## EXERCISE MATERIAL
----------------------------------------
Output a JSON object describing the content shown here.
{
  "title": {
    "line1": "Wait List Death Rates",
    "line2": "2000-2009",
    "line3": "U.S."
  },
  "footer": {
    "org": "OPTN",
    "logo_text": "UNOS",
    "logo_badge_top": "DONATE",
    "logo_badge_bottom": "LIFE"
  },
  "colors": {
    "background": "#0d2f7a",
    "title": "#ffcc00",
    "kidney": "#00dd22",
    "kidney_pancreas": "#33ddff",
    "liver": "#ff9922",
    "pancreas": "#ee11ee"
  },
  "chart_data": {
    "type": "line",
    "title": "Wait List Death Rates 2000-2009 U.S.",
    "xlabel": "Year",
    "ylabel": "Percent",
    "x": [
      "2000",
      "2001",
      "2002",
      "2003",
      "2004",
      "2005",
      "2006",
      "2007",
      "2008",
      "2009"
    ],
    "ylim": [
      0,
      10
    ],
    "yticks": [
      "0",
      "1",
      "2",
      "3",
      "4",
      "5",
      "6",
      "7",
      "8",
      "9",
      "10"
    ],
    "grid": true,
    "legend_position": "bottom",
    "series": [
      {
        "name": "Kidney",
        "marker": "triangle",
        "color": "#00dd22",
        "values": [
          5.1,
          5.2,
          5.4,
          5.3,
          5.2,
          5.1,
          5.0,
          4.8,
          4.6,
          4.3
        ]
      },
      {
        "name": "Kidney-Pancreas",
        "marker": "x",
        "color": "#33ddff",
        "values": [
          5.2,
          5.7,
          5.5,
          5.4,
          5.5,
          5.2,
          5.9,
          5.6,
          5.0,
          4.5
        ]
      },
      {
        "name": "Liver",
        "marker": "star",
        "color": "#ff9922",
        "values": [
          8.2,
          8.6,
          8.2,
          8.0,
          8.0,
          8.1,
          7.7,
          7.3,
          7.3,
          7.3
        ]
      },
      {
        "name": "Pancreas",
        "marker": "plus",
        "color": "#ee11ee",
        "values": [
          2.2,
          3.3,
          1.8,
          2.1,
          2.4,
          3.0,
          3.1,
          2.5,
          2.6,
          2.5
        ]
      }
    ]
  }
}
----------------------------------------
## TASK PROMPT
State how many lines in the entries above include the word "name"; reply with the number alone.

## FINAL RESULT
4